REQUIREMENTS | Output, unchanged, the items from the very first line through the line containing "traffic-light-icon (146, 295, 159, 340)", including both of those lines and nothing else.

Layout element entries |
==*==
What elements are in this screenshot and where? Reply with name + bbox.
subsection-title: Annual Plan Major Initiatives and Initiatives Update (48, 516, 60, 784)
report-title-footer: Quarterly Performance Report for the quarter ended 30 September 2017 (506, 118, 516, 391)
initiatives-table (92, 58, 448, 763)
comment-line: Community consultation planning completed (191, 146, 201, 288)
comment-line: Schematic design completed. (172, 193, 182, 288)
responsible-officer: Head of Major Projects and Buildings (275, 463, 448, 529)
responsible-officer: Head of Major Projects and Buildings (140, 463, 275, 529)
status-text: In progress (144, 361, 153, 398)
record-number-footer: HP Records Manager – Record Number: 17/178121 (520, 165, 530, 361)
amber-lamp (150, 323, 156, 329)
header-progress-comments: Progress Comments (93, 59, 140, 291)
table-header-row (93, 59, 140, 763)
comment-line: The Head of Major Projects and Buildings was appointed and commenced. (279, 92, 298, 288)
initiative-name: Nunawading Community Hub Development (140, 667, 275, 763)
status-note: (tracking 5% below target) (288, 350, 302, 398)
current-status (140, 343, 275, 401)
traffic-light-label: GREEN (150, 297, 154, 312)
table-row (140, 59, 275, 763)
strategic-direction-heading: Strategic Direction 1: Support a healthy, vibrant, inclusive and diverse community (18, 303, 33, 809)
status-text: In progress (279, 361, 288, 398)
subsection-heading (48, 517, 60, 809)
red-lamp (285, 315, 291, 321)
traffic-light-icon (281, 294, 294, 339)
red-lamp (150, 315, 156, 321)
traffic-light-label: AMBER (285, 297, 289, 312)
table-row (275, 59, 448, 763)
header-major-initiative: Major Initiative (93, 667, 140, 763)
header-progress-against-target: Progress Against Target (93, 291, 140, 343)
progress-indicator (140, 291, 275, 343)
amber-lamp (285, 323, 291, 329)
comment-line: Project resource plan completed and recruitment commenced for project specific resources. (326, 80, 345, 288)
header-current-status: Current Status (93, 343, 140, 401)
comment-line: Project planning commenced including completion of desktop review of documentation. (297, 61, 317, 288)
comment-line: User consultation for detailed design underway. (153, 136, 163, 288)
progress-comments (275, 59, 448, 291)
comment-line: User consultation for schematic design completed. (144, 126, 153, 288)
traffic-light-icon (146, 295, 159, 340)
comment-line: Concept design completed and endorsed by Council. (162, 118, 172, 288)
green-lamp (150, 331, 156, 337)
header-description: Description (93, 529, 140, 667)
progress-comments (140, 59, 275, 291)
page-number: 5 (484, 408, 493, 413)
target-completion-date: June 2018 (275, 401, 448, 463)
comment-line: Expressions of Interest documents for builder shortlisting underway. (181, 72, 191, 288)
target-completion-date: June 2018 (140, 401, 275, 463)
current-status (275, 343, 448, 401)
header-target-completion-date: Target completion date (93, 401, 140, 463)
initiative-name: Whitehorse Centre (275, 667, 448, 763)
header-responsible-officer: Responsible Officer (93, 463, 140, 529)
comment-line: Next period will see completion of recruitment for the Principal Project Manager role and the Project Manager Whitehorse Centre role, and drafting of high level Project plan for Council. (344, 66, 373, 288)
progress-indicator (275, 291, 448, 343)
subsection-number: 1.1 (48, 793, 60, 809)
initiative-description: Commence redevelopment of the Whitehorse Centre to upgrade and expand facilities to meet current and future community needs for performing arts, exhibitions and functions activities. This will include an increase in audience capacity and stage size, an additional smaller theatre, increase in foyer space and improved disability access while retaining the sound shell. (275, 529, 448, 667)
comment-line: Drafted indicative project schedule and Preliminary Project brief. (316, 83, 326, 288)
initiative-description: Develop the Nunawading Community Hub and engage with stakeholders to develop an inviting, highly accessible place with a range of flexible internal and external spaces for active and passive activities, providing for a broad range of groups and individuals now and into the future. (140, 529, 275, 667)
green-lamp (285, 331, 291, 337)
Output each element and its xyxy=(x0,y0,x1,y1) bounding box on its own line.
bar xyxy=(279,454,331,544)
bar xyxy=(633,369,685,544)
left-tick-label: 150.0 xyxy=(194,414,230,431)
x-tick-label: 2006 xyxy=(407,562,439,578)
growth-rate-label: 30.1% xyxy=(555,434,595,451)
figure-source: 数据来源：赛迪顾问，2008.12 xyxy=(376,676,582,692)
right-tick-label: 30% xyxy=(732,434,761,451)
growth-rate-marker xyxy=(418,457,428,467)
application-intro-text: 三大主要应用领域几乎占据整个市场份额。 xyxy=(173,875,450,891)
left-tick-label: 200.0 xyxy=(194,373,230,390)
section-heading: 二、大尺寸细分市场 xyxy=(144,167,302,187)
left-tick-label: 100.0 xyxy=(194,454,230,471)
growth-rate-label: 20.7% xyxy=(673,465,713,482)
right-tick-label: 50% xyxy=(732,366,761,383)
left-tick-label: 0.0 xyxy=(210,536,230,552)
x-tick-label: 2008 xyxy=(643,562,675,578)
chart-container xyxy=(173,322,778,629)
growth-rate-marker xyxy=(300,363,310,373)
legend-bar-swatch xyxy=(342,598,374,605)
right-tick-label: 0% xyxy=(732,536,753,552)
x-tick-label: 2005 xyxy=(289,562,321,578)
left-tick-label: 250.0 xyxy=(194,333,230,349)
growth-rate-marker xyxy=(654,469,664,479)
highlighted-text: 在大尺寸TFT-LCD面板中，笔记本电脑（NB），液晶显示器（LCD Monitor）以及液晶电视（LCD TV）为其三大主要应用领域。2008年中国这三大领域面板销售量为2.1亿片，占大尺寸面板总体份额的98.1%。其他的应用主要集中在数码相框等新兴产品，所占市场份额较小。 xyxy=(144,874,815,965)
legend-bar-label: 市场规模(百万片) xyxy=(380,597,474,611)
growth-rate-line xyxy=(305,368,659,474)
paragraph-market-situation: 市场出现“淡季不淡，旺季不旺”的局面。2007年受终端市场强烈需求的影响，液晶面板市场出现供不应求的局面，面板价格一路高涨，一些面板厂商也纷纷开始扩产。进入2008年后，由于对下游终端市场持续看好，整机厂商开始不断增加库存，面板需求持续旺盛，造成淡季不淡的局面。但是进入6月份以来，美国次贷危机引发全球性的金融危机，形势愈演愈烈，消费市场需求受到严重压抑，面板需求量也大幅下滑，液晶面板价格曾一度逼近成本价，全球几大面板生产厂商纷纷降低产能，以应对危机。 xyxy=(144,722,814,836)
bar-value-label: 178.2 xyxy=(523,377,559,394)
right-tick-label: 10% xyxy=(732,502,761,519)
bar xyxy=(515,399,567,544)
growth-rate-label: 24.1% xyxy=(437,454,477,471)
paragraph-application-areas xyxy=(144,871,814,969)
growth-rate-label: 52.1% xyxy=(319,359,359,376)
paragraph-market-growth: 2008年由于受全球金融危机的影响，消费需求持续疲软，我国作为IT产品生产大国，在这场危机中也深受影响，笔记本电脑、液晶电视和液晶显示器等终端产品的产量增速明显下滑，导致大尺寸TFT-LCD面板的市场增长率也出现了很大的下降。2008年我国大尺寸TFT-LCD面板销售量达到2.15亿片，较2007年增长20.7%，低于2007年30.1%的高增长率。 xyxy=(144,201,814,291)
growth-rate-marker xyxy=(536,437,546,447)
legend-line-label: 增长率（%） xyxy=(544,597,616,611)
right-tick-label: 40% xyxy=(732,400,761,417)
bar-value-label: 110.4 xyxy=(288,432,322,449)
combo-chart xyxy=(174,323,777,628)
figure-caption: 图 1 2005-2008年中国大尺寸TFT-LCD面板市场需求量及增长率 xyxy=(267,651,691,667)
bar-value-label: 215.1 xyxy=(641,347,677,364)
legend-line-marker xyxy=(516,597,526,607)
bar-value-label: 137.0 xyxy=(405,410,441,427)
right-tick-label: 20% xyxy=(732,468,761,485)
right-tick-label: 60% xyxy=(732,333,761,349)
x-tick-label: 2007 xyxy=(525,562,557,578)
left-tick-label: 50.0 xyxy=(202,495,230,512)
==*==
OUTPUT FOR THIS EXERCISE |
What elements are in this screenshot and where? Reply with name + bbox.
subsection-title: Annual Plan Major Initiatives and Initiatives Update (48, 516, 60, 784)
report-title-footer: Quarterly Performance Report for the quarter ended 30 September 2017 (506, 118, 516, 391)
initiatives-table (92, 58, 448, 763)
comment-line: Community consultation planning completed (191, 146, 201, 288)
comment-line: Schematic design completed. (172, 193, 182, 288)
responsible-officer: Head of Major Projects and Buildings (275, 463, 448, 529)
responsible-officer: Head of Major Projects and Buildings (140, 463, 275, 529)
status-text: In progress (144, 361, 153, 398)
record-number-footer: HP Records Manager – Record Number: 17/178121 (520, 165, 530, 361)
amber-lamp (150, 323, 156, 329)
header-progress-comments: Progress Comments (93, 59, 140, 291)
table-header-row (93, 59, 140, 763)
comment-line: The Head of Major Projects and Buildings was appointed and commenced. (279, 92, 298, 288)
initiative-name: Nunawading Community Hub Development (140, 667, 275, 763)
status-note: (tracking 5% below target) (288, 350, 302, 398)
current-status (140, 343, 275, 401)
traffic-light-label: GREEN (150, 297, 154, 312)
table-row (140, 59, 275, 763)
strategic-direction-heading: Strategic Direction 1: Support a healthy, vibrant, inclusive and diverse community (18, 303, 33, 809)
status-text: In progress (279, 361, 288, 398)
subsection-heading (48, 517, 60, 809)
red-lamp (285, 315, 291, 321)
traffic-light-icon (281, 294, 294, 339)
red-lamp (150, 315, 156, 321)
traffic-light-label: AMBER (285, 297, 289, 312)
table-row (275, 59, 448, 763)
header-major-initiative: Major Initiative (93, 667, 140, 763)
header-progress-against-target: Progress Against Target (93, 291, 140, 343)
progress-indicator (140, 291, 275, 343)
amber-lamp (285, 323, 291, 329)
comment-line: Project resource plan completed and recruitment commenced for project specific resources. (326, 80, 345, 288)
header-current-status: Current Status (93, 343, 140, 401)
comment-line: Project planning commenced including completion of desktop review of documentation. (297, 61, 317, 288)
comment-line: User consultation for detailed design underway. (153, 136, 163, 288)
progress-comments (275, 59, 448, 291)
comment-line: User consultation for schematic design completed. (144, 126, 153, 288)
traffic-light-icon (146, 295, 159, 340)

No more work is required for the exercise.